→ JOB
Find every line in the records below that holds the word "color", and copy it out.

→ RAW RECORDS
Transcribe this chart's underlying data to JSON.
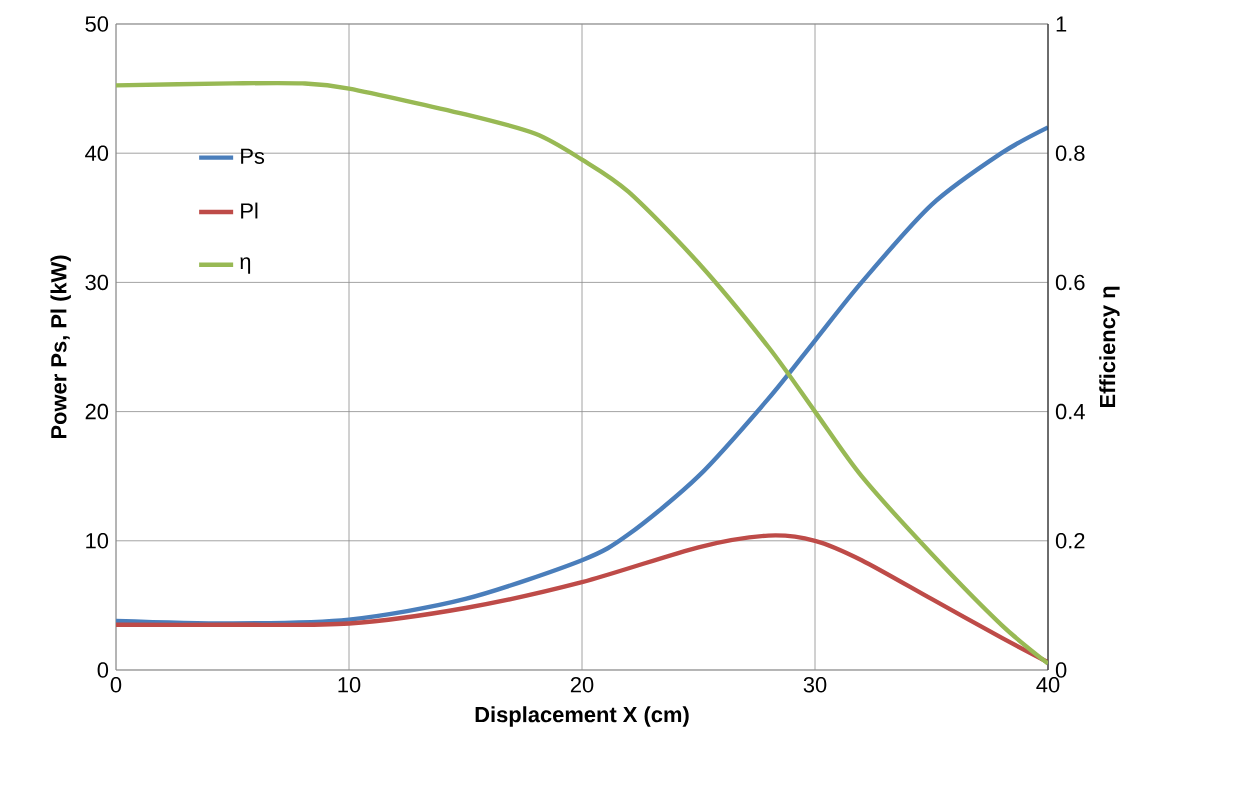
{
  "chart_data": {
    "type": "line",
    "xlabel": "Displacement X (cm)",
    "ylabel": "Power Ps, Pl (kW)",
    "y2label": "Efficiency η",
    "xlim": [
      0,
      40
    ],
    "ylim": [
      0,
      50
    ],
    "y2lim": [
      0,
      1
    ],
    "xticks": [
      0,
      10,
      20,
      30,
      40
    ],
    "yticks": [
      0,
      10,
      20,
      30,
      40,
      50
    ],
    "y2ticks": [
      0,
      0.2,
      0.4,
      0.6,
      0.8,
      1
    ],
    "grid": true,
    "legend": "top left",
    "marker": "none",
    "line_style": "solid",
    "series": [
      {
        "name": "Ps",
        "color": "#4a7ebb",
        "x": [
          0,
          5,
          10,
          15,
          20,
          22,
          25,
          28,
          30,
          32,
          35,
          38,
          40
        ],
        "values": [
          3.8,
          3.6,
          3.9,
          5.5,
          8.5,
          10.5,
          15,
          21,
          25.5,
          30,
          36,
          40,
          42
        ]
      },
      {
        "name": "Pl",
        "color": "#be4b48",
        "x": [
          0,
          5,
          10,
          15,
          20,
          25,
          28,
          30,
          32,
          35,
          38,
          40
        ],
        "values": [
          3.5,
          3.5,
          3.6,
          4.8,
          6.8,
          9.5,
          10.4,
          10,
          8.5,
          5.5,
          2.5,
          0.6
        ]
      },
      {
        "name": "η",
        "color": "#98b954",
        "axis": "y2",
        "x": [
          0,
          5,
          8,
          10,
          15,
          18,
          20,
          22,
          25,
          28,
          30,
          32,
          35,
          38,
          40
        ],
        "values": [
          0.905,
          0.908,
          0.908,
          0.9,
          0.86,
          0.83,
          0.79,
          0.74,
          0.63,
          0.5,
          0.4,
          0.3,
          0.18,
          0.07,
          0.01
        ]
      }
    ]
  }
}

→ THE SOLUTION
        "color": "#4a7ebb",
        "color": "#be4b48",
        "color": "#98b954",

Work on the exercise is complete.